Your task »
Check every line of the entries for "речи", and copy the lines that hold it.

Dataset »

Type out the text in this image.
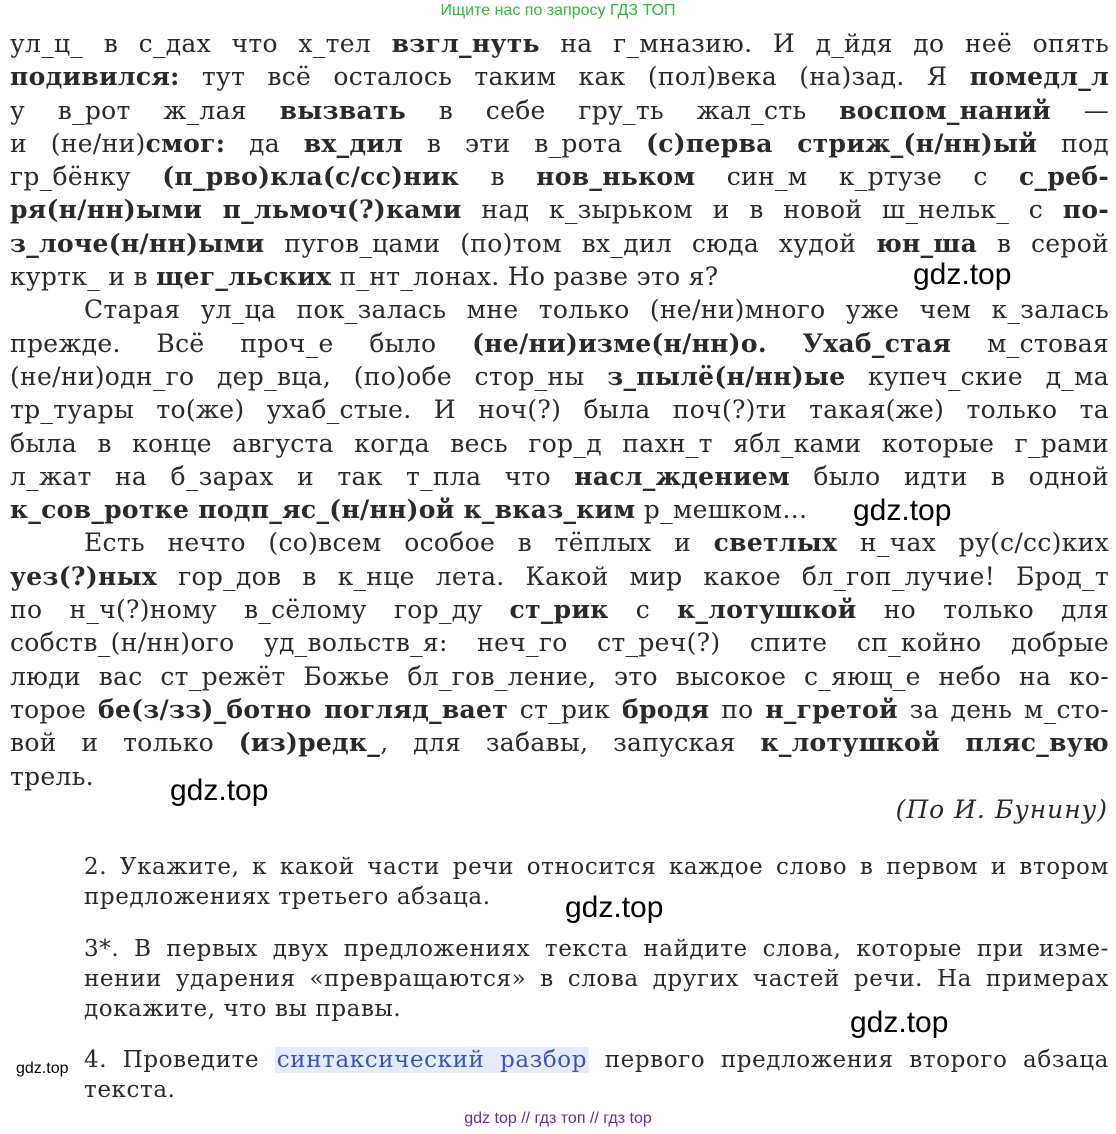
Ищите нас по запросу ГДЗ ТОП
ул_ц_ в с_дах что х_тел взгл_нуть на г_мназию. И д_йдя до неё опять
подивился: тут всё осталось таким как (пол)века (на)зад. Я помедл_л
у в_рот ж_лая вызвать в себе гру_ть жал_сть воспом_наний —
и (не/ни)смог: да вх_дил в эти в_рота (с)перва стриж_(н/нн)ый под
гр_бёнку (п_рво)кла(с/сс)ник в нов_ньком син_м к_ртузе с с_реб-
ря(н/нн)ыми п_льмоч(?)ками над к_зырьком и в новой ш_нельк_ с по-
з_лоче(н/нн)ыми пугов_цами (по)том вх_дил сюда худой юн_ша в серой
куртк_ и в щег_льских п_нт_лонах. Но разве это я?
Старая ул_ца пок_залась мне только (не/ни)много уже чем к_залась
прежде. Всё проч_е было (не/ни)изме(н/нн)о. Ухаб_стая м_стовая
(не/ни)одн_го дер_вца, (по)обе стор_ны з_пылё(н/нн)ые купеч_ские д_ма
тр_туары то(же) ухаб_стые. И ноч(?) была поч(?)ти такая(же) только та
была в конце августа когда весь гор_д пахн_т ябл_ками которые г_рами
л_жат на б_зарах и так т_пла что насл_ждением было идти в одной
к_сов_ротке подп_яс_(н/нн)ой к_вказ_ким р_мешком…
Есть нечто (со)всем особое в тёплых и светлых н_чах ру(с/сс)ких
уез(?)ных гор_дов в к_нце лета. Какой мир какое бл_гоп_лучие! Брод_т
по н_ч(?)ному в_сёлому гор_ду ст_рик с к_лотушкой но только для
собств_(н/нн)ого уд_вольств_я: неч_го ст_реч(?) спите сп_койно добрые
люди вас ст_режёт Божье бл_гов_ление, это высокое с_яющ_е небо на ко-
торое бе(з/зз)_ботно погляд_вает ст_рик бродя по н_гретой за день м_сто-
вой и только (из)редк_, для забавы, запуская к_лотушкой пляс_вую
трель.
(По И. Бунину)
2. Укажите, к какой части речи относится каждое слово в первом и втором
предложениях третьего абзаца.
3*. В первых двух предложениях текста найдите слова, которые при изме-
нении ударения «превращаются» в слова других частей речи. На примерах
докажите, что вы правы.
4. Проведите синтаксический разбор первого предложения второго абзаца
текста.
gdz.top
gdz.top
gdz.top
gdz.top
gdz.top
gdz.top
gdz top // гдз топ // гдз top
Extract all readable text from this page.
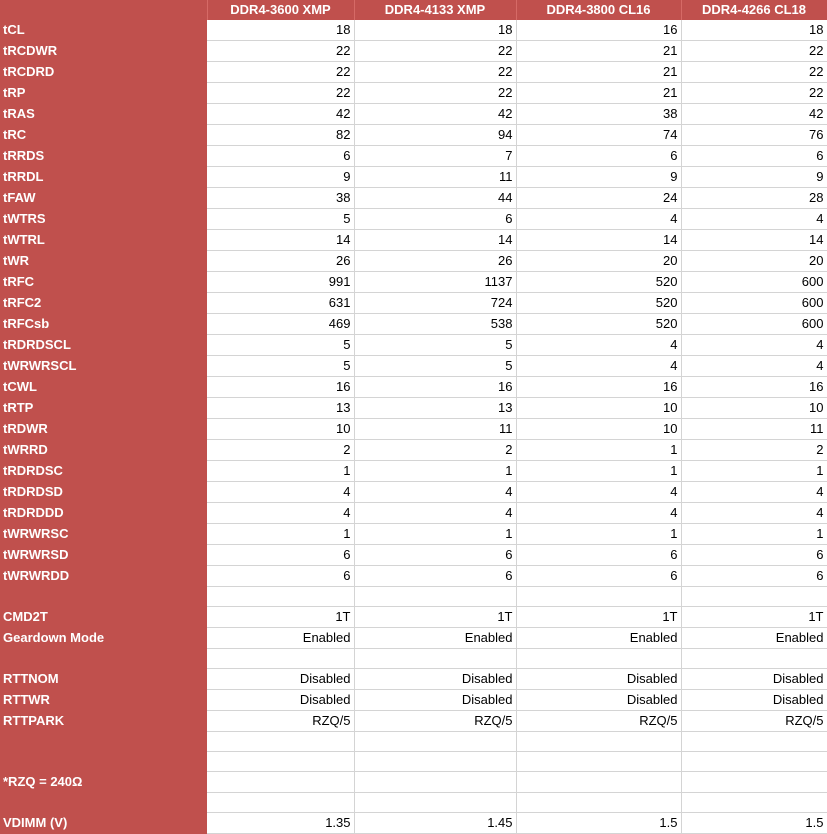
	DDR4-3600 XMP	DDR4-4133 XMP	DDR4-3800 CL16	DDR4-4266 CL18
tCL	18	18	16	18
tRCDWR	22	22	21	22
tRCDRD	22	22	21	22
tRP	22	22	21	22
tRAS	42	42	38	42
tRC	82	94	74	76
tRRDS	6	7	6	6
tRRDL	9	11	9	9
tFAW	38	44	24	28
tWTRS	5	6	4	4
tWTRL	14	14	14	14
tWR	26	26	20	20
tRFC	991	1137	520	600
tRFC2	631	724	520	600
tRFCsb	469	538	520	600
tRDRDSCL	5	5	4	4
tWRWRSCL	5	5	4	4
tCWL	16	16	16	16
tRTP	13	13	10	10
tRDWR	10	11	10	11
tWRRD	2	2	1	2
tRDRDSC	1	1	1	1
tRDRDSD	4	4	4	4
tRDRDDD	4	4	4	4
tWRWRSC	1	1	1	1
tWRWRSD	6	6	6	6
tWRWRDD	6	6	6	6

CMD2T	1T	1T	1T	1T
Geardown Mode	Enabled	Enabled	Enabled	Enabled

RTTNOM	Disabled	Disabled	Disabled	Disabled
RTTWR	Disabled	Disabled	Disabled	Disabled
RTTPARK	RZQ/5	RZQ/5	RZQ/5	RZQ/5

*RZQ = 240Ω				

VDIMM (V)	1.35	1.45	1.5	1.5
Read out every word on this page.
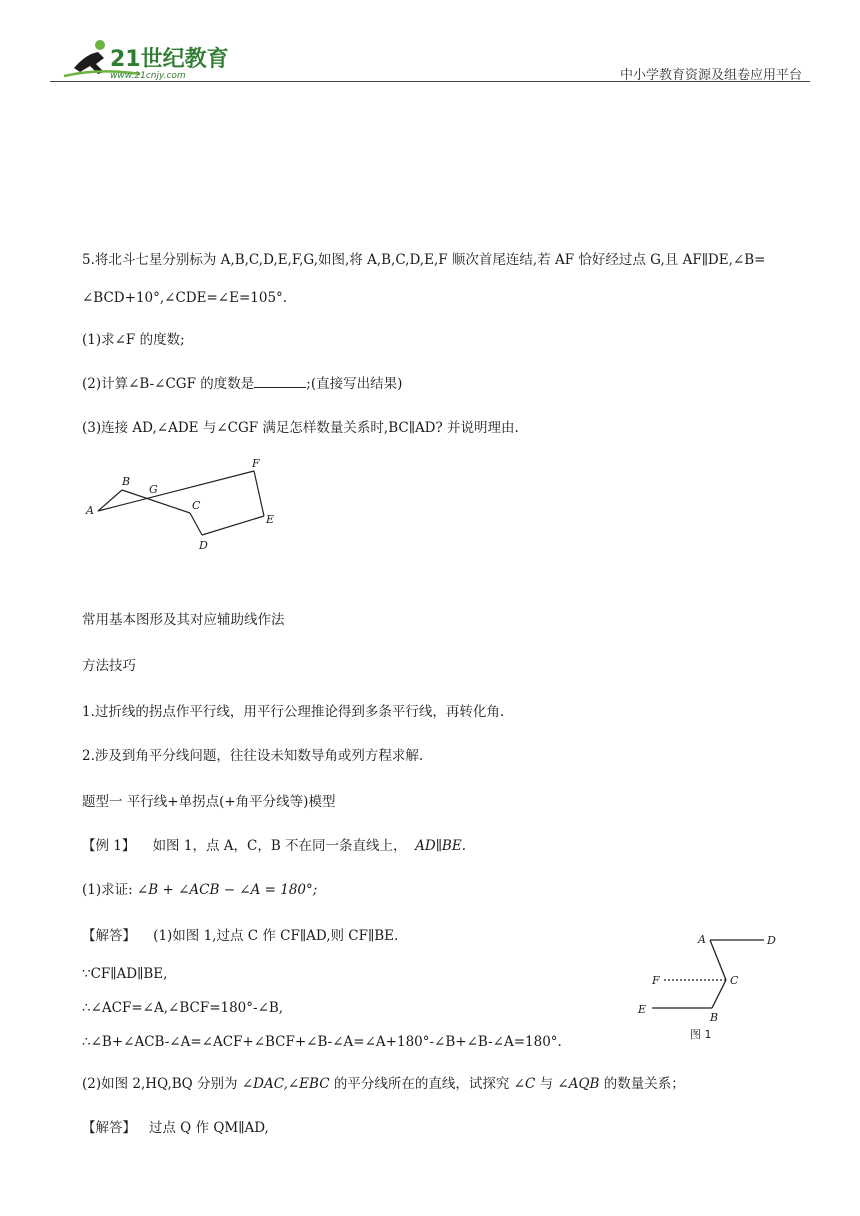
21世纪教育
www.21cnjy.com	中小学教育资源及组卷应用平台
5.将北斗七星分别标为 A,B,C,D,E,F,G,如图,将 A,B,C,D,E,F 顺次首尾连结,若 AF 恰好经过点 G,且 AF∥DE,∠B=
∠BCD+10°,∠CDE=∠E=105°.
(1)求∠F 的度数;
(2)计算∠B-∠CGF 的度数是	;(直接写出结果)
(3)连接 AD,∠ADE 与∠CGF 满足怎样数量关系时,BC∥AD? 并说明理由.
A
B
G
C
F
E
D
常用基本图形及其对应辅助线作法
方法技巧
1.过折线的拐点作平行线，用平行公理推论得到多条平行线，再转化角.
2.涉及到角平分线问题，往往设未知数导角或列方程求解.
题型一 平行线+单拐点(+角平分线等)模型
【例 1】 如图 1，点 A，C，B 不在同一条直线上， AD∥BE.
(1)求证: ∠B + ∠ACB − ∠A = 180°;
【解答】 (1)如图 1,过点 C 作 CF∥AD,则 CF∥BE.
∵CF∥AD∥BE,
∴∠ACF=∠A,∠BCF=180°-∠B,
∴∠B+∠ACB-∠A=∠ACF+∠BCF+∠B-∠A=∠A+180°-∠B+∠B-∠A=180°.
A	D
F	C
E
B
图 1
(2)如图 2,HQ,BQ 分别为 ∠DAC,∠EBC 的平分线所在的直线，试探究 ∠C 与 ∠AQB 的数量关系；
【解答】 过点 Q 作 QM∥AD,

Complete answer »
2. Укажите, к какой части речи относится каждое слово в первом и втором
нении ударения «превращаются» в слова других частей речи. На примерах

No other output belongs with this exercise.